Dataset entries on figures
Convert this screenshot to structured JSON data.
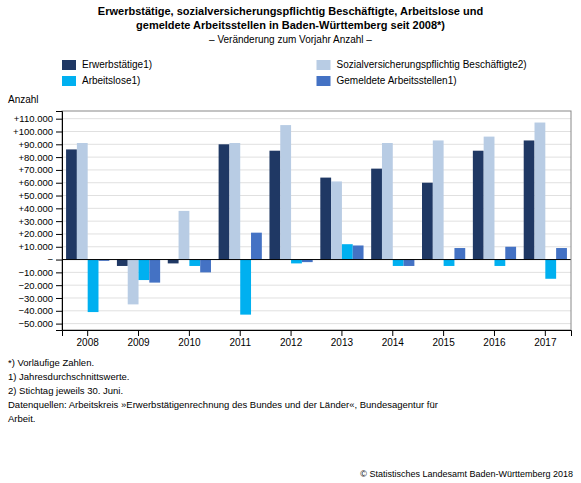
{
  "chart_data": {
    "type": "bar",
    "title": [
      "Erwerbstätige, sozialversicherungspflichtig Beschäftigte,  Arbeitslose und",
      "gemeldete Arbeitsstellen in Baden-Württemberg seit 2008*)"
    ],
    "subtitle": "– Veränderung zum Vorjahr Anzahl –",
    "ylabel": "Anzahl",
    "categories": [
      "2008",
      "2009",
      "2010",
      "2011",
      "2012",
      "2013",
      "2014",
      "2015",
      "2016",
      "2017"
    ],
    "series": [
      {
        "name": "Erwerbstätige1)",
        "color": "#1f3864",
        "values": [
          86000,
          -5000,
          -3000,
          90000,
          85000,
          64000,
          71000,
          60000,
          85000,
          93000
        ]
      },
      {
        "name": "Sozialversicherungspflichtig Beschäftigte2)",
        "color": "#b8cce4",
        "values": [
          91000,
          -35000,
          38000,
          91000,
          105000,
          61000,
          91000,
          93000,
          96000,
          107000
        ]
      },
      {
        "name": "Arbeitslose1)",
        "color": "#00b0f0",
        "values": [
          -41000,
          -16000,
          -5000,
          -43000,
          -3000,
          12000,
          -5000,
          -5000,
          -5000,
          -15000
        ]
      },
      {
        "name": "Gemeldete Arbeitsstellen1)",
        "color": "#4472c4",
        "values": [
          -1000,
          -18000,
          -10000,
          21000,
          -2000,
          11000,
          -5000,
          9000,
          10000,
          9000
        ]
      }
    ],
    "ylim": [
      -55000,
      116000
    ],
    "yticks": [
      {
        "value": -50000,
        "label": "−50.000"
      },
      {
        "value": -40000,
        "label": "−40.000"
      },
      {
        "value": -30000,
        "label": "−30.000"
      },
      {
        "value": -20000,
        "label": "−20.000"
      },
      {
        "value": -10000,
        "label": "−10.000"
      },
      {
        "value": 0,
        "label": "−"
      },
      {
        "value": 10000,
        "label": "+10.000"
      },
      {
        "value": 20000,
        "label": "+20.000"
      },
      {
        "value": 30000,
        "label": "+30.000"
      },
      {
        "value": 40000,
        "label": "+40.000"
      },
      {
        "value": 50000,
        "label": "+50.000"
      },
      {
        "value": 60000,
        "label": "+60.000"
      },
      {
        "value": 70000,
        "label": "+70.000"
      },
      {
        "value": 80000,
        "label": "+80.000"
      },
      {
        "value": 90000,
        "label": "+90.000"
      },
      {
        "value": 100000,
        "label": "+100.000"
      },
      {
        "value": 110000,
        "label": "+110.000"
      }
    ],
    "grid": true,
    "legend": "top",
    "annotations": [
      "*) Vorläufige Zahlen.",
      "1) Jahresdurchschnittswerte.",
      "2) Stichtag jeweils 30. Juni.",
      "Datenquellen: Arbeitskreis »Erwerbstätigenrechnung des Bundes und der Länder«, Bundesagentur für",
      "Arbeit.",
      "© Statistisches Landesamt Baden-Württemberg 2018"
    ]
  }
}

• Exercise description
Take the listing above and restate it word for word, without its pictures.

• Solution to this problem
Convert this screenshot to structured JSON data.
{
  "chart_data": {
    "type": "bar",
    "title": [
      "Erwerbstätige, sozialversicherungspflichtig Beschäftigte,  Arbeitslose und",
      "gemeldete Arbeitsstellen in Baden-Württemberg seit 2008*)"
    ],
    "subtitle": "– Veränderung zum Vorjahr Anzahl –",
    "ylabel": "Anzahl",
    "categories": [
      "2008",
      "2009",
      "2010",
      "2011",
      "2012",
      "2013",
      "2014",
      "2015",
      "2016",
      "2017"
    ],
    "series": [
      {
        "name": "Erwerbstätige1)",
        "color": "#1f3864",
        "values": [
          86000,
          -5000,
          -3000,
          90000,
          85000,
          64000,
          71000,
          60000,
          85000,
          93000
        ]
      },
      {
        "name": "Sozialversicherungspflichtig Beschäftigte2)",
        "color": "#b8cce4",
        "values": [
          91000,
          -35000,
          38000,
          91000,
          105000,
          61000,
          91000,
          93000,
          96000,
          107000
        ]
      },
      {
        "name": "Arbeitslose1)",
        "color": "#00b0f0",
        "values": [
          -41000,
          -16000,
          -5000,
          -43000,
          -3000,
          12000,
          -5000,
          -5000,
          -5000,
          -15000
        ]
      },
      {
        "name": "Gemeldete Arbeitsstellen1)",
        "color": "#4472c4",
        "values": [
          -1000,
          -18000,
          -10000,
          21000,
          -2000,
          11000,
          -5000,
          9000,
          10000,
          9000
        ]
      }
    ],
    "ylim": [
      -55000,
      116000
    ],
    "yticks": [
      {
        "value": -50000,
        "label": "−50.000"
      },
      {
        "value": -40000,
        "label": "−40.000"
      },
      {
        "value": -30000,
        "label": "−30.000"
      },
      {
        "value": -20000,
        "label": "−20.000"
      },
      {
        "value": -10000,
        "label": "−10.000"
      },
      {
        "value": 0,
        "label": "−"
      },
      {
        "value": 10000,
        "label": "+10.000"
      },
      {
        "value": 20000,
        "label": "+20.000"
      },
      {
        "value": 30000,
        "label": "+30.000"
      },
      {
        "value": 40000,
        "label": "+40.000"
      },
      {
        "value": 50000,
        "label": "+50.000"
      },
      {
        "value": 60000,
        "label": "+60.000"
      },
      {
        "value": 70000,
        "label": "+70.000"
      },
      {
        "value": 80000,
        "label": "+80.000"
      },
      {
        "value": 90000,
        "label": "+90.000"
      },
      {
        "value": 100000,
        "label": "+100.000"
      },
      {
        "value": 110000,
        "label": "+110.000"
      }
    ],
    "grid": true,
    "legend": "top",
    "annotations": [
      "*) Vorläufige Zahlen.",
      "1) Jahresdurchschnittswerte.",
      "2) Stichtag jeweils 30. Juni.",
      "Datenquellen: Arbeitskreis »Erwerbstätigenrechnung des Bundes und der Länder«, Bundesagentur für",
      "Arbeit.",
      "© Statistisches Landesamt Baden-Württemberg 2018"
    ]
  }
}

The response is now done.